__WORK INSTRUCTIONS__. Below are some records; reproduce every one of them exactly.

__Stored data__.
>>>
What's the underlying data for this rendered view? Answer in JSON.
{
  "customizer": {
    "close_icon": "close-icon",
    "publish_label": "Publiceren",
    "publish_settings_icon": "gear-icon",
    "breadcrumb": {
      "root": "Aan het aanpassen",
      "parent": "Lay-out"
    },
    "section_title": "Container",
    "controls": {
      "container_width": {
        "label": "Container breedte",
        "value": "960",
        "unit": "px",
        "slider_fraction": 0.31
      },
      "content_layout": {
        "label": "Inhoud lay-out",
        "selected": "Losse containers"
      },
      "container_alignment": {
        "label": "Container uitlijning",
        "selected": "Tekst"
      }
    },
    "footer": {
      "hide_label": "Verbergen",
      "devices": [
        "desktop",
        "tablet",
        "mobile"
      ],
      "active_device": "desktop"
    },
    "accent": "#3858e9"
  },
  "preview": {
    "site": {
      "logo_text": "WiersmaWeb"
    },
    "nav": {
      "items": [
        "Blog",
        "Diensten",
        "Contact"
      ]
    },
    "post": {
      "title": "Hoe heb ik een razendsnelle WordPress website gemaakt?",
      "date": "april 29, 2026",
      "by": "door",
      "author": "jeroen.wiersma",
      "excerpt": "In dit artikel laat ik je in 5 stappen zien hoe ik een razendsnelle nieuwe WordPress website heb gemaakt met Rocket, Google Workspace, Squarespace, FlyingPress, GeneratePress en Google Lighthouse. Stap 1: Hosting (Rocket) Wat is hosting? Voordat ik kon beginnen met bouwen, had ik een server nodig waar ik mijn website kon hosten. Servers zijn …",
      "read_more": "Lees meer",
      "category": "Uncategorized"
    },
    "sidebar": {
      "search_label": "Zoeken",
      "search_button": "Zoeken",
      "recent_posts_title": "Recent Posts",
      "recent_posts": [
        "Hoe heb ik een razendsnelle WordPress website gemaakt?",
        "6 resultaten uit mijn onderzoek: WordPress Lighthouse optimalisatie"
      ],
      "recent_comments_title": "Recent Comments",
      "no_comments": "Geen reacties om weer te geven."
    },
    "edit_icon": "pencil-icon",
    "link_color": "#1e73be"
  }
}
<<<
__CORRECT RESULT__.
What's the underlying data for this rendered view? Answer in JSON.
{
  "customizer": {
    "close_icon": "close-icon",
    "publish_label": "Publiceren",
    "publish_settings_icon": "gear-icon",
    "breadcrumb": {
      "root": "Aan het aanpassen",
      "parent": "Lay-out"
    },
    "section_title": "Container",
    "controls": {
      "container_width": {
        "label": "Container breedte",
        "value": "960",
        "unit": "px",
        "slider_fraction": 0.31
      },
      "content_layout": {
        "label": "Inhoud lay-out",
        "selected": "Losse containers"
      },
      "container_alignment": {
        "label": "Container uitlijning",
        "selected": "Tekst"
      }
    },
    "footer": {
      "hide_label": "Verbergen",
      "devices": [
        "desktop",
        "tablet",
        "mobile"
      ],
      "active_device": "desktop"
    },
    "accent": "#3858e9"
  },
  "preview": {
    "site": {
      "logo_text": "WiersmaWeb"
    },
    "nav": {
      "items": [
        "Blog",
        "Diensten",
        "Contact"
      ]
    },
    "post": {
      "title": "Hoe heb ik een razendsnelle WordPress website gemaakt?",
      "date": "april 29, 2026",
      "by": "door",
      "author": "jeroen.wiersma",
      "excerpt": "In dit artikel laat ik je in 5 stappen zien hoe ik een razendsnelle nieuwe WordPress website heb gemaakt met Rocket, Google Workspace, Squarespace, FlyingPress, GeneratePress en Google Lighthouse. Stap 1: Hosting (Rocket) Wat is hosting? Voordat ik kon beginnen met bouwen, had ik een server nodig waar ik mijn website kon hosten. Servers zijn …",
      "read_more": "Lees meer",
      "category": "Uncategorized"
    },
    "sidebar": {
      "search_label": "Zoeken",
      "search_button": "Zoeken",
      "recent_posts_title": "Recent Posts",
      "recent_posts": [
        "Hoe heb ik een razendsnelle WordPress website gemaakt?",
        "6 resultaten uit mijn onderzoek: WordPress Lighthouse optimalisatie"
      ],
      "recent_comments_title": "Recent Comments",
      "no_comments": "Geen reacties om weer te geven."
    },
    "edit_icon": "pencil-icon",
    "link_color": "#1e73be"
  }
}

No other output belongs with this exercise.